Written exercise: Give the material once more, word for word, without any images.

Stored records:

'''

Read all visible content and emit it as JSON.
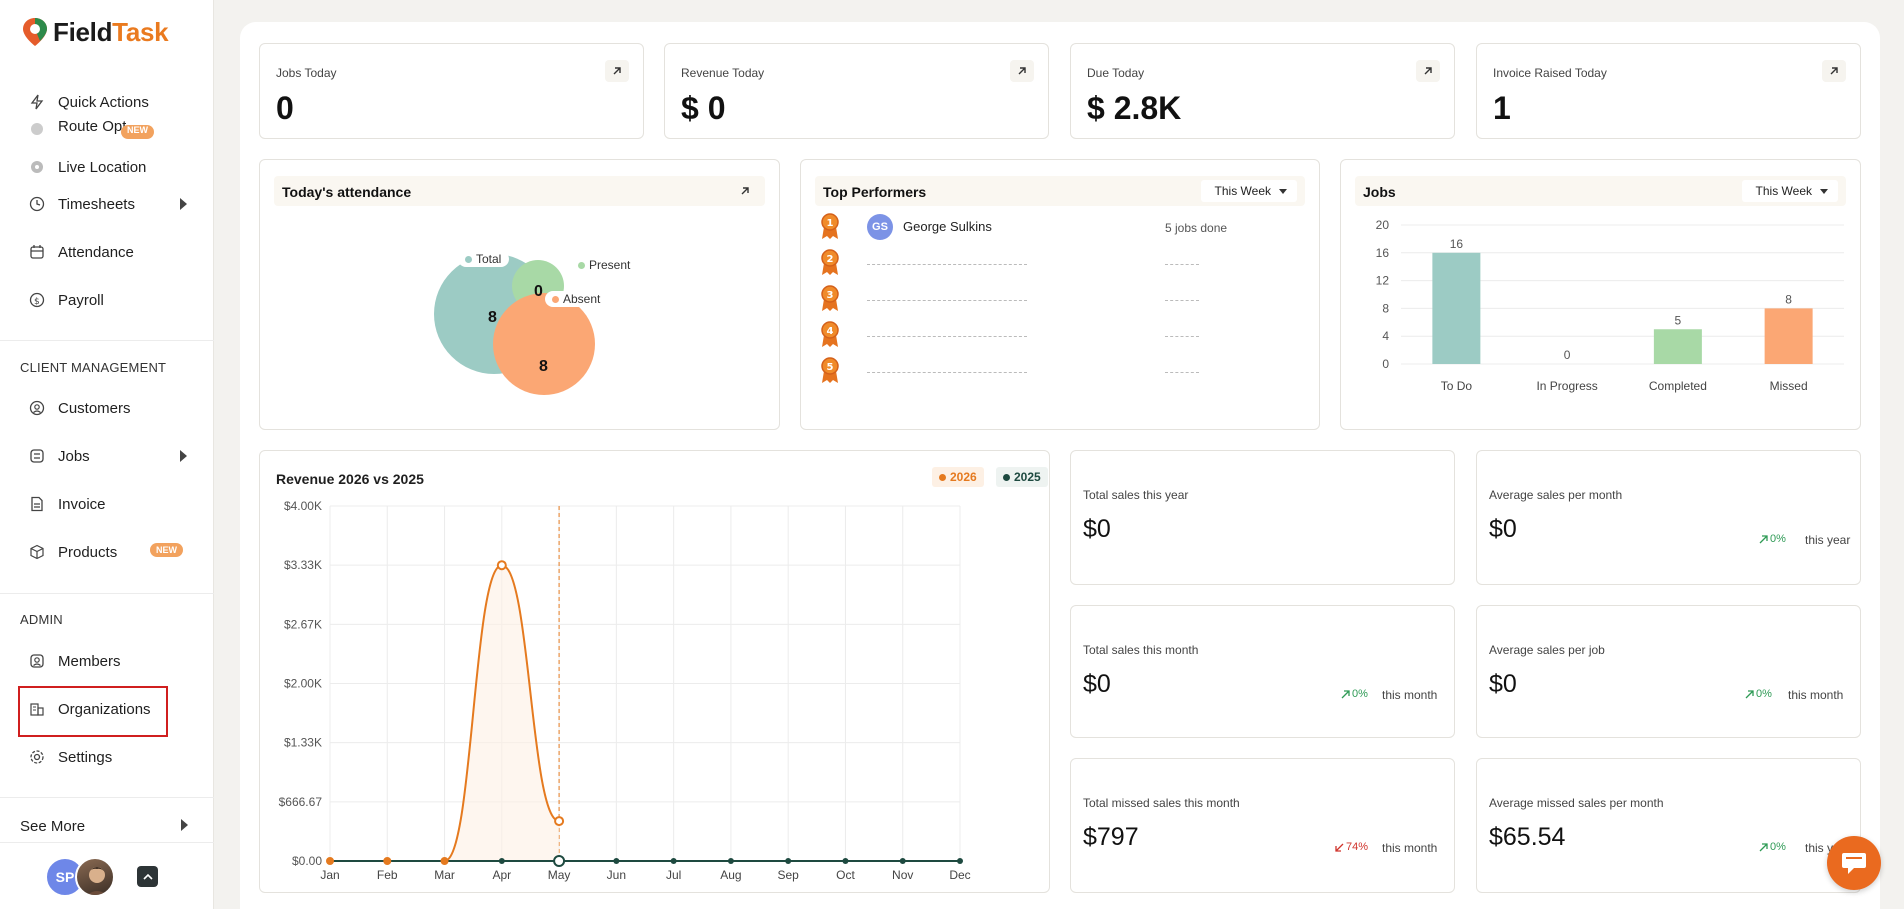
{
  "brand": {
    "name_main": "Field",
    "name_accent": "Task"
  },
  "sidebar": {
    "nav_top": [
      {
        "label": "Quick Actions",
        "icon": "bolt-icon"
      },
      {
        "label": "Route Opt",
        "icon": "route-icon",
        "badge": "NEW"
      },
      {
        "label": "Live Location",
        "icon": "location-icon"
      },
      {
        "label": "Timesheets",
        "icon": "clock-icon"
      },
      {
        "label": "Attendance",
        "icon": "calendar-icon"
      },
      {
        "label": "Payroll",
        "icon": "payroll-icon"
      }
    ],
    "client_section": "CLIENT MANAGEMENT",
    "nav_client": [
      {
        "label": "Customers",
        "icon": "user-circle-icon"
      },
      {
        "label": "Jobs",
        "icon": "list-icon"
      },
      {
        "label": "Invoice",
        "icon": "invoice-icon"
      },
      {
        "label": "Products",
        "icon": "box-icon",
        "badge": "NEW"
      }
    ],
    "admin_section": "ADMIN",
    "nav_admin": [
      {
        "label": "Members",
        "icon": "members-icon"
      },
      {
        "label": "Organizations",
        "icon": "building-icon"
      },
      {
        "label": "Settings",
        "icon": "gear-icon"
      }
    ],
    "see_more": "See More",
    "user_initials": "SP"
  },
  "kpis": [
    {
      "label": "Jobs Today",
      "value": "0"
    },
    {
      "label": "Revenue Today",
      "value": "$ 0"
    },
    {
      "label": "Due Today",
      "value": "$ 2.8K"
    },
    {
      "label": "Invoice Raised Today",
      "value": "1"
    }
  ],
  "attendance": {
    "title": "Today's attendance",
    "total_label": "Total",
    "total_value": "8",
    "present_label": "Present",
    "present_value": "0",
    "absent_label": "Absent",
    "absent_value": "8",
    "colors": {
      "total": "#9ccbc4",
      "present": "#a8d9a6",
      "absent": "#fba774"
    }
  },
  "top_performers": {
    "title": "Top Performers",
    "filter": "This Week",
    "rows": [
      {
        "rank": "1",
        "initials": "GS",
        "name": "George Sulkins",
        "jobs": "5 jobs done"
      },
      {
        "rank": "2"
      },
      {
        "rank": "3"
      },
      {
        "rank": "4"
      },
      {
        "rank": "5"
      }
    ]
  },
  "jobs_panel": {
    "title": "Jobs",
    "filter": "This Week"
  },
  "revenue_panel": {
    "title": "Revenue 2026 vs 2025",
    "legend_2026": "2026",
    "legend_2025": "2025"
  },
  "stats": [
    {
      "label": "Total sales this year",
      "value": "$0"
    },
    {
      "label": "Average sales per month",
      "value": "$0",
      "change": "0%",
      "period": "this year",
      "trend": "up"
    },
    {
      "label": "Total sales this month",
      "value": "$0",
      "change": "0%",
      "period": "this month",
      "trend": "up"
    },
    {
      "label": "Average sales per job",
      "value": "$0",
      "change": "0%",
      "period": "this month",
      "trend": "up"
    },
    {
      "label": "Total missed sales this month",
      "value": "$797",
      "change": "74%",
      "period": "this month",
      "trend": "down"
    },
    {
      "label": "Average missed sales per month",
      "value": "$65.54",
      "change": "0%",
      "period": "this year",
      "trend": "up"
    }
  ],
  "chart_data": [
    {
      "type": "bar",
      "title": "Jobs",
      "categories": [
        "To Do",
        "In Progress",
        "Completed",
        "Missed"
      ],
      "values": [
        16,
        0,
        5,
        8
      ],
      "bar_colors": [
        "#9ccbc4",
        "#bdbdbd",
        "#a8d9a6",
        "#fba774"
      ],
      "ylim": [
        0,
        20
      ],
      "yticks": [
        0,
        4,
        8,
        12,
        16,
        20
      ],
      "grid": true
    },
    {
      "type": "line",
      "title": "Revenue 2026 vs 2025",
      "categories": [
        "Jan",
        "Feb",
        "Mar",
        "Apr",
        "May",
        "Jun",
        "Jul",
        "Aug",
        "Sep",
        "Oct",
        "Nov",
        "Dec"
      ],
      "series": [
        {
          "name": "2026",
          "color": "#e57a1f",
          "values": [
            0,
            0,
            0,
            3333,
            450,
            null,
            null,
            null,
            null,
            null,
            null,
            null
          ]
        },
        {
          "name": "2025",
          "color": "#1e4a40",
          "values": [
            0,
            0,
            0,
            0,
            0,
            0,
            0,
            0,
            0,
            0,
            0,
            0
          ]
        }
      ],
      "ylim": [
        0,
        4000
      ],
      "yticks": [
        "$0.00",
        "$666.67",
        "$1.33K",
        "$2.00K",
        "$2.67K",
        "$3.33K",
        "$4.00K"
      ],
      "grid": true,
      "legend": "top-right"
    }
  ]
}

'''

Exercise answer:
Read all visible content and emit it as JSON.
{
  "brand": {
    "name_main": "Field",
    "name_accent": "Task"
  },
  "sidebar": {
    "nav_top": [
      {
        "label": "Quick Actions",
        "icon": "bolt-icon"
      },
      {
        "label": "Route Opt",
        "icon": "route-icon",
        "badge": "NEW"
      },
      {
        "label": "Live Location",
        "icon": "location-icon"
      },
      {
        "label": "Timesheets",
        "icon": "clock-icon"
      },
      {
        "label": "Attendance",
        "icon": "calendar-icon"
      },
      {
        "label": "Payroll",
        "icon": "payroll-icon"
      }
    ],
    "client_section": "CLIENT MANAGEMENT",
    "nav_client": [
      {
        "label": "Customers",
        "icon": "user-circle-icon"
      },
      {
        "label": "Jobs",
        "icon": "list-icon"
      },
      {
        "label": "Invoice",
        "icon": "invoice-icon"
      },
      {
        "label": "Products",
        "icon": "box-icon",
        "badge": "NEW"
      }
    ],
    "admin_section": "ADMIN",
    "nav_admin": [
      {
        "label": "Members",
        "icon": "members-icon"
      },
      {
        "label": "Organizations",
        "icon": "building-icon"
      },
      {
        "label": "Settings",
        "icon": "gear-icon"
      }
    ],
    "see_more": "See More",
    "user_initials": "SP"
  },
  "kpis": [
    {
      "label": "Jobs Today",
      "value": "0"
    },
    {
      "label": "Revenue Today",
      "value": "$ 0"
    },
    {
      "label": "Due Today",
      "value": "$ 2.8K"
    },
    {
      "label": "Invoice Raised Today",
      "value": "1"
    }
  ],
  "attendance": {
    "title": "Today's attendance",
    "total_label": "Total",
    "total_value": "8",
    "present_label": "Present",
    "present_value": "0",
    "absent_label": "Absent",
    "absent_value": "8",
    "colors": {
      "total": "#9ccbc4",
      "present": "#a8d9a6",
      "absent": "#fba774"
    }
  },
  "top_performers": {
    "title": "Top Performers",
    "filter": "This Week",
    "rows": [
      {
        "rank": "1",
        "initials": "GS",
        "name": "George Sulkins",
        "jobs": "5 jobs done"
      },
      {
        "rank": "2"
      },
      {
        "rank": "3"
      },
      {
        "rank": "4"
      },
      {
        "rank": "5"
      }
    ]
  },
  "jobs_panel": {
    "title": "Jobs",
    "filter": "This Week"
  },
  "revenue_panel": {
    "title": "Revenue 2026 vs 2025",
    "legend_2026": "2026",
    "legend_2025": "2025"
  },
  "stats": [
    {
      "label": "Total sales this year",
      "value": "$0"
    },
    {
      "label": "Average sales per month",
      "value": "$0",
      "change": "0%",
      "period": "this year",
      "trend": "up"
    },
    {
      "label": "Total sales this month",
      "value": "$0",
      "change": "0%",
      "period": "this month",
      "trend": "up"
    },
    {
      "label": "Average sales per job",
      "value": "$0",
      "change": "0%",
      "period": "this month",
      "trend": "up"
    },
    {
      "label": "Total missed sales this month",
      "value": "$797",
      "change": "74%",
      "period": "this month",
      "trend": "down"
    },
    {
      "label": "Average missed sales per month",
      "value": "$65.54",
      "change": "0%",
      "period": "this year",
      "trend": "up"
    }
  ],
  "chart_data": [
    {
      "type": "bar",
      "title": "Jobs",
      "categories": [
        "To Do",
        "In Progress",
        "Completed",
        "Missed"
      ],
      "values": [
        16,
        0,
        5,
        8
      ],
      "bar_colors": [
        "#9ccbc4",
        "#bdbdbd",
        "#a8d9a6",
        "#fba774"
      ],
      "ylim": [
        0,
        20
      ],
      "yticks": [
        0,
        4,
        8,
        12,
        16,
        20
      ],
      "grid": true
    },
    {
      "type": "line",
      "title": "Revenue 2026 vs 2025",
      "categories": [
        "Jan",
        "Feb",
        "Mar",
        "Apr",
        "May",
        "Jun",
        "Jul",
        "Aug",
        "Sep",
        "Oct",
        "Nov",
        "Dec"
      ],
      "series": [
        {
          "name": "2026",
          "color": "#e57a1f",
          "values": [
            0,
            0,
            0,
            3333,
            450,
            null,
            null,
            null,
            null,
            null,
            null,
            null
          ]
        },
        {
          "name": "2025",
          "color": "#1e4a40",
          "values": [
            0,
            0,
            0,
            0,
            0,
            0,
            0,
            0,
            0,
            0,
            0,
            0
          ]
        }
      ],
      "ylim": [
        0,
        4000
      ],
      "yticks": [
        "$0.00",
        "$666.67",
        "$1.33K",
        "$2.00K",
        "$2.67K",
        "$3.33K",
        "$4.00K"
      ],
      "grid": true,
      "legend": "top-right"
    }
  ]
}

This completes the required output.